(Data records)

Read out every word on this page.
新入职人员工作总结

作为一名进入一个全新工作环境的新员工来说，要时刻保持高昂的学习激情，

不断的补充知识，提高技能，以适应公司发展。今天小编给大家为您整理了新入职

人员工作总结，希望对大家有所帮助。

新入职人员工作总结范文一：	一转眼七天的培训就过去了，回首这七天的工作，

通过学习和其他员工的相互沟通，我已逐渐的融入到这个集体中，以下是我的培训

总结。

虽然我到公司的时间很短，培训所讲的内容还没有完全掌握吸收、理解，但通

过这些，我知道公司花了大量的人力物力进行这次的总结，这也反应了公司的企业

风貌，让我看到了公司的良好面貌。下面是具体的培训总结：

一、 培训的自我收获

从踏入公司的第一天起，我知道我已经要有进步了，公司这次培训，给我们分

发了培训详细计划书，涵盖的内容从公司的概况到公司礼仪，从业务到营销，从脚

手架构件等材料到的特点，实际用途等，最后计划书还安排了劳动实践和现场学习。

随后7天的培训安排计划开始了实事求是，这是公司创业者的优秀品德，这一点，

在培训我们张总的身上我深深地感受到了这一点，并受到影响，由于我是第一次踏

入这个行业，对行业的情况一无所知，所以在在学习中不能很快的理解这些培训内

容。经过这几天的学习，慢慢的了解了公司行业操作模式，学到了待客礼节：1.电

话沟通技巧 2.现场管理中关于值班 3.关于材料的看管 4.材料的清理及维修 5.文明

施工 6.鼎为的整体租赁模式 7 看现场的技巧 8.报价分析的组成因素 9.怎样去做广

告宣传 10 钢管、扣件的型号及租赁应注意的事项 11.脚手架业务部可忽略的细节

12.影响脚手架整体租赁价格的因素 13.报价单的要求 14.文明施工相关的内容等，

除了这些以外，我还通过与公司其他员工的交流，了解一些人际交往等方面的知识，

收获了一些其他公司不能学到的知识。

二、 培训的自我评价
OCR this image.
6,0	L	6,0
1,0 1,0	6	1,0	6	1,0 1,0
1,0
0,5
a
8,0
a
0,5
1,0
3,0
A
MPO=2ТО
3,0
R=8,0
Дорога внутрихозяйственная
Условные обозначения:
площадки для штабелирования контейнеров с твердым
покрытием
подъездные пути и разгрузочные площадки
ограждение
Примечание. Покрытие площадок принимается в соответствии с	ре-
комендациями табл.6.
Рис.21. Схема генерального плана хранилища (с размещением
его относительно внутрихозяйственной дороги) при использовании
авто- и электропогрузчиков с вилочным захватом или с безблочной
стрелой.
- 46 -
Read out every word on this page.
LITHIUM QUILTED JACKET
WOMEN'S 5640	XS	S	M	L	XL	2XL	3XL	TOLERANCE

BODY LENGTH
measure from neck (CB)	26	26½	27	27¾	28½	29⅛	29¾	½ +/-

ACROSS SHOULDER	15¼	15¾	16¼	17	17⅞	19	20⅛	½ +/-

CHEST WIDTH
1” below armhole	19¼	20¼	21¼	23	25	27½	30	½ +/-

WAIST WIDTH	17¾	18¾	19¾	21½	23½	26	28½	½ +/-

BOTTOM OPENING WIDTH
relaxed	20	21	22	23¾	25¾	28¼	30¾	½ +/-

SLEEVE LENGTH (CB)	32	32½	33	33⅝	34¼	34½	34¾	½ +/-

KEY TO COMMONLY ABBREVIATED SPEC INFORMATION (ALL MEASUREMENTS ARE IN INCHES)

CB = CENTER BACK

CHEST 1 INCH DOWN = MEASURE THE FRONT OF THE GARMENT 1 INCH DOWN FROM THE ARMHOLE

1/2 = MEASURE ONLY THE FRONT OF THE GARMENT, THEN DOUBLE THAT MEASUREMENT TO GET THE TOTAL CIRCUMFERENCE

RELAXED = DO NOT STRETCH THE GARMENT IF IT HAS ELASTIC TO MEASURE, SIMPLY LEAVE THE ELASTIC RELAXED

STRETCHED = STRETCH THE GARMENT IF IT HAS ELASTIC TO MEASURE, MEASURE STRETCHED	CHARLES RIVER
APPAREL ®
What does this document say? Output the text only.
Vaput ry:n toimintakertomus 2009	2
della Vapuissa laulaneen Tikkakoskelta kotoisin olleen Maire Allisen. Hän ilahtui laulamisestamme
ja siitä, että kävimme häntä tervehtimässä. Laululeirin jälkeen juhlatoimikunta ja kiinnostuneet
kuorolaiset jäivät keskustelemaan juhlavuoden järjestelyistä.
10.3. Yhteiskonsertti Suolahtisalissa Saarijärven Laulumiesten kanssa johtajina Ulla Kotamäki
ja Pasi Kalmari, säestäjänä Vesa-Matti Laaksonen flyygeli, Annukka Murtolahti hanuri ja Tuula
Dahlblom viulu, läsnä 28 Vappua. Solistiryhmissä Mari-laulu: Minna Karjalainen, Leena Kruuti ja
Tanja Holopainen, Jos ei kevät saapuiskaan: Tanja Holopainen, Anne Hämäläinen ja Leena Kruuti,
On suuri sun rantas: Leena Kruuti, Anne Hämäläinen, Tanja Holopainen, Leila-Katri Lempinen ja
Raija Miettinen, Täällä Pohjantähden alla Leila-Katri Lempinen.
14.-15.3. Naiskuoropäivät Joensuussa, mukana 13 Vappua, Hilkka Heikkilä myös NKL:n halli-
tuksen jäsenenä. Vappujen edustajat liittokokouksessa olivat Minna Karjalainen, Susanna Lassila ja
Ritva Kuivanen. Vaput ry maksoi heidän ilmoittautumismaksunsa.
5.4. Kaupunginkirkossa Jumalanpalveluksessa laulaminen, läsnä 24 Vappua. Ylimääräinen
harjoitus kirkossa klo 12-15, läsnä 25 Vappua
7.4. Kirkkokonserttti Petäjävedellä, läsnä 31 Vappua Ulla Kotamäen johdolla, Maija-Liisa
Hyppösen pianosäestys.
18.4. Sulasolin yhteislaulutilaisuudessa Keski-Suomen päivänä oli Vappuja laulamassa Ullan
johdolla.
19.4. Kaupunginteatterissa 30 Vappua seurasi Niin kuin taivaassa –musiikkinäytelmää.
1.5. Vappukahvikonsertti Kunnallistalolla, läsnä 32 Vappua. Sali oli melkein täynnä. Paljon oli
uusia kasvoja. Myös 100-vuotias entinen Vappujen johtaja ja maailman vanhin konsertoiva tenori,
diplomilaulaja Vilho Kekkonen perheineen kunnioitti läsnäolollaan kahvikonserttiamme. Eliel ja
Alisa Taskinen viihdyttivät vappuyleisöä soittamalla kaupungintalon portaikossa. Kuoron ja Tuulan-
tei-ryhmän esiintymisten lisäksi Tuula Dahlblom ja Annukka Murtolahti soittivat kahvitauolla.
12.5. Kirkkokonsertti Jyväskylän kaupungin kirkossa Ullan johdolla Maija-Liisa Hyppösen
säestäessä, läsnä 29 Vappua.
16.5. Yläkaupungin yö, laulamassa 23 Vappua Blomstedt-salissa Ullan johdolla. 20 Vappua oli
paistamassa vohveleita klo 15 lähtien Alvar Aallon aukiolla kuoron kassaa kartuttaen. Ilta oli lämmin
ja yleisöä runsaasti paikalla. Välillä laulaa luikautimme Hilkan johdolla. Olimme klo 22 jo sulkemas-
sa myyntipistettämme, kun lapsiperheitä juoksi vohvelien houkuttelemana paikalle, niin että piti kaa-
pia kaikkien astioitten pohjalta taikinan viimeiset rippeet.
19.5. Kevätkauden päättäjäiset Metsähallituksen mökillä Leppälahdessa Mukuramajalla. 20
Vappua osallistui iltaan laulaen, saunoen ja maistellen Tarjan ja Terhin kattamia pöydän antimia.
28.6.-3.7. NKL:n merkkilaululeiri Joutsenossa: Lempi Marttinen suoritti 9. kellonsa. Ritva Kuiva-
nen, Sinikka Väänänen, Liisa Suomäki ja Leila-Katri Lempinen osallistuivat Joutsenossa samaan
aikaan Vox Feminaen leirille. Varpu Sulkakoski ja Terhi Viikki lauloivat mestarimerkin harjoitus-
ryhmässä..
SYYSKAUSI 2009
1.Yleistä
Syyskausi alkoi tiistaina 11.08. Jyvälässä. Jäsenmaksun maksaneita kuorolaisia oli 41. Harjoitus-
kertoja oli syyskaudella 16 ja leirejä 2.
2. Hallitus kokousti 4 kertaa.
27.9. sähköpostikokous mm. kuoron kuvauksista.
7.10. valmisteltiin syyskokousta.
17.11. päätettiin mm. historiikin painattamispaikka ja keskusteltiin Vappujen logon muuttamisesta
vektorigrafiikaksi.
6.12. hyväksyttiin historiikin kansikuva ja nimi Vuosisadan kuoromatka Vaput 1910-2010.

# WHAT YOU ARE ASKED TO DO
Copy out each line of the data where the string "Hämäläinen" appears.

# EXERCISE RESPONSE
Tanja Holopainen, Jos ei kevät saapuiskaan: Tanja Holopainen, Anne Hämäläinen ja Leena Kruuti,
On suuri sun rantas: Leena Kruuti, Anne Hämäläinen, Tanja Holopainen, Leila-Katri Lempinen ja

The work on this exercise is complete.